RECORDED INFORMATION:
******************************

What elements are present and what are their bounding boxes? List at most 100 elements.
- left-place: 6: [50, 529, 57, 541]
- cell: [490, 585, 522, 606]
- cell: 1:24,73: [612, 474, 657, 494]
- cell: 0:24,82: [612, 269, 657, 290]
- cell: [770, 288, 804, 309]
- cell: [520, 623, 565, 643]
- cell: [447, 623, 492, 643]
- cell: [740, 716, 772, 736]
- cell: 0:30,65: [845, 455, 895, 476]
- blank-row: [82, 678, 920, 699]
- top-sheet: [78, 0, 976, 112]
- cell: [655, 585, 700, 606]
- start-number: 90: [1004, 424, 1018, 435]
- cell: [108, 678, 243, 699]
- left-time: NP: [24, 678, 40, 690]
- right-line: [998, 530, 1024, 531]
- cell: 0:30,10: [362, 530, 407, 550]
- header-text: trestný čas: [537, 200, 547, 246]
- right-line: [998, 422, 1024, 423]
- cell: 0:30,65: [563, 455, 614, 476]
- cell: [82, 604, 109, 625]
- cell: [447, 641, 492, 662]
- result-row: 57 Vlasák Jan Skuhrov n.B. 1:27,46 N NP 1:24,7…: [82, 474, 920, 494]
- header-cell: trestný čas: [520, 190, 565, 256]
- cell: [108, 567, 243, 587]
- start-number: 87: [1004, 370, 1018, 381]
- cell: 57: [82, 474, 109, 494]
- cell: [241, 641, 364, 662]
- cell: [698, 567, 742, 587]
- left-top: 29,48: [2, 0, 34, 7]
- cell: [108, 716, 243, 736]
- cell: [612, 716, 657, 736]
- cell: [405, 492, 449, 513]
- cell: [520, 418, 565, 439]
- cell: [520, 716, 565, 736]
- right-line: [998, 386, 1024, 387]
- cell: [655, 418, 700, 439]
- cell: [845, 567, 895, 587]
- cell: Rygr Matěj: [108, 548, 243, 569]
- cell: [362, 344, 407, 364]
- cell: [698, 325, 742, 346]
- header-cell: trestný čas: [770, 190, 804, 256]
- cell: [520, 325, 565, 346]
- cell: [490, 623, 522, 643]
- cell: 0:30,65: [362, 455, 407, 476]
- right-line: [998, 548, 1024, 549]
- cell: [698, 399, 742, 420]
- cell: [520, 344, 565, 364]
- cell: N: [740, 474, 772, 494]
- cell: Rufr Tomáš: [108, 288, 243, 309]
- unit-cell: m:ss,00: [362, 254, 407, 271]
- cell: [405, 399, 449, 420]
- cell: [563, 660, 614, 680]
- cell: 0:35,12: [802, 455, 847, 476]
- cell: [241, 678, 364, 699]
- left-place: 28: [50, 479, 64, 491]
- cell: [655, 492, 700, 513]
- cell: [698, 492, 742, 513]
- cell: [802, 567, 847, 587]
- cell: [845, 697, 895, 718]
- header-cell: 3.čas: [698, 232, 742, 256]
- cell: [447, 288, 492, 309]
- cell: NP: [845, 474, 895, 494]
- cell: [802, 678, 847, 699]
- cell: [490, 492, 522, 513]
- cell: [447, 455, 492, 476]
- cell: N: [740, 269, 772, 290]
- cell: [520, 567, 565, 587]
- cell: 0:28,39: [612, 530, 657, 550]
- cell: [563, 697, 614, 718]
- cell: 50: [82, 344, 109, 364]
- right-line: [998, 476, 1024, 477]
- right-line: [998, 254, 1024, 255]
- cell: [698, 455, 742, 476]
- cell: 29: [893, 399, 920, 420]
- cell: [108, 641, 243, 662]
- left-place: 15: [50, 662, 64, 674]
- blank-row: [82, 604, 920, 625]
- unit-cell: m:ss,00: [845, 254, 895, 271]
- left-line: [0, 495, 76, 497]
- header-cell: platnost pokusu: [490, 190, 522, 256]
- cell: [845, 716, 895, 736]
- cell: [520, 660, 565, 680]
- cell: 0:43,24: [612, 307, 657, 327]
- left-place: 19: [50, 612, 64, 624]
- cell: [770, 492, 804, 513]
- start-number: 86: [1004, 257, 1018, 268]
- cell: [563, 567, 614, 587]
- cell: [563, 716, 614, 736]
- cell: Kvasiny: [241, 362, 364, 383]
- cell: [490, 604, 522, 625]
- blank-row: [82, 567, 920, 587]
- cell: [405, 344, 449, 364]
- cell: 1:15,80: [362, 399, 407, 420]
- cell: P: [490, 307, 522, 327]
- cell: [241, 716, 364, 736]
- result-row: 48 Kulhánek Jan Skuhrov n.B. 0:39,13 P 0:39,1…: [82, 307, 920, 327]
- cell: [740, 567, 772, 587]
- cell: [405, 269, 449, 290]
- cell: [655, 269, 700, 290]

******************************

TASK STATEMENT:
Copy out the listing above line for line, without changing a single character.

REPLY:
What elements are present and what are their bounding boxes? List at most 100 elements.
- left-place: 6: [50, 529, 57, 541]
- cell: [490, 585, 522, 606]
- cell: 1:24,73: [612, 474, 657, 494]
- cell: 0:24,82: [612, 269, 657, 290]
- cell: [770, 288, 804, 309]
- cell: [520, 623, 565, 643]
- cell: [447, 623, 492, 643]
- cell: [740, 716, 772, 736]
- cell: 0:30,65: [845, 455, 895, 476]
- blank-row: [82, 678, 920, 699]
- top-sheet: [78, 0, 976, 112]
- cell: [655, 585, 700, 606]
- start-number: 90: [1004, 424, 1018, 435]
- cell: [108, 678, 243, 699]
- left-time: NP: [24, 678, 40, 690]
- right-line: [998, 530, 1024, 531]
- cell: 0:30,10: [362, 530, 407, 550]
- header-text: trestný čas: [537, 200, 547, 246]
- right-line: [998, 422, 1024, 423]
- cell: 0:30,65: [563, 455, 614, 476]
- cell: [82, 604, 109, 625]
- cell: [447, 641, 492, 662]
- result-row: 57 Vlasák Jan Skuhrov n.B. 1:27,46 N NP 1:24,7…: [82, 474, 920, 494]
- header-cell: trestný čas: [520, 190, 565, 256]
- cell: [108, 567, 243, 587]
- start-number: 87: [1004, 370, 1018, 381]
- cell: 57: [82, 474, 109, 494]
- cell: [241, 641, 364, 662]
- cell: [698, 567, 742, 587]
- left-top: 29,48: [2, 0, 34, 7]
- cell: [108, 716, 243, 736]
- cell: [612, 716, 657, 736]
- cell: [405, 492, 449, 513]
- cell: [520, 418, 565, 439]
- cell: [520, 716, 565, 736]
- right-line: [998, 386, 1024, 387]
- cell: [655, 418, 700, 439]
- cell: [845, 567, 895, 587]
- cell: Rygr Matěj: [108, 548, 243, 569]
- cell: [362, 344, 407, 364]
- cell: [698, 325, 742, 346]
- header-cell: trestný čas: [770, 190, 804, 256]
- cell: [520, 325, 565, 346]
- cell: [490, 623, 522, 643]
- cell: 0:30,65: [362, 455, 407, 476]
- right-line: [998, 548, 1024, 549]
- cell: [698, 399, 742, 420]
- cell: [520, 344, 565, 364]
- cell: N: [740, 474, 772, 494]
- cell: Rufr Tomáš: [108, 288, 243, 309]
- unit-cell: m:ss,00: [362, 254, 407, 271]
- cell: [405, 399, 449, 420]
- cell: [563, 660, 614, 680]
- cell: 0:35,12: [802, 455, 847, 476]
- cell: [241, 678, 364, 699]
- left-place: 28: [50, 479, 64, 491]
- cell: [655, 492, 700, 513]
- cell: [698, 492, 742, 513]
- cell: [802, 567, 847, 587]
- cell: [845, 697, 895, 718]
- header-cell: 3.čas: [698, 232, 742, 256]
- cell: [447, 288, 492, 309]
- cell: NP: [845, 474, 895, 494]
- cell: [802, 678, 847, 699]
- cell: [490, 492, 522, 513]
- cell: [447, 455, 492, 476]
- cell: N: [740, 269, 772, 290]
- cell: [520, 567, 565, 587]
- cell: 0:28,39: [612, 530, 657, 550]
- cell: [563, 697, 614, 718]
- cell: 50: [82, 344, 109, 364]
- right-line: [998, 476, 1024, 477]
- right-line: [998, 254, 1024, 255]
- cell: [698, 455, 742, 476]
- cell: 29: [893, 399, 920, 420]
- cell: [108, 641, 243, 662]
- left-place: 15: [50, 662, 64, 674]
- blank-row: [82, 604, 920, 625]
- unit-cell: m:ss,00: [845, 254, 895, 271]
- left-line: [0, 495, 76, 497]
- header-cell: platnost pokusu: [490, 190, 522, 256]
- cell: [845, 716, 895, 736]
- cell: [520, 660, 565, 680]
- cell: 0:43,24: [612, 307, 657, 327]
- left-place: 19: [50, 612, 64, 624]
- cell: [770, 492, 804, 513]
- start-number: 86: [1004, 257, 1018, 268]
- cell: [563, 567, 614, 587]
- cell: [563, 716, 614, 736]
- cell: Kvasiny: [241, 362, 364, 383]
- cell: [490, 604, 522, 625]
- blank-row: [82, 567, 920, 587]
- cell: [405, 344, 449, 364]
- cell: 1:15,80: [362, 399, 407, 420]
- cell: P: [490, 307, 522, 327]
- cell: [241, 716, 364, 736]
- result-row: 48 Kulhánek Jan Skuhrov n.B. 0:39,13 P 0:39,1…: [82, 307, 920, 327]
- cell: [740, 567, 772, 587]
- cell: [405, 269, 449, 290]
- cell: [655, 269, 700, 290]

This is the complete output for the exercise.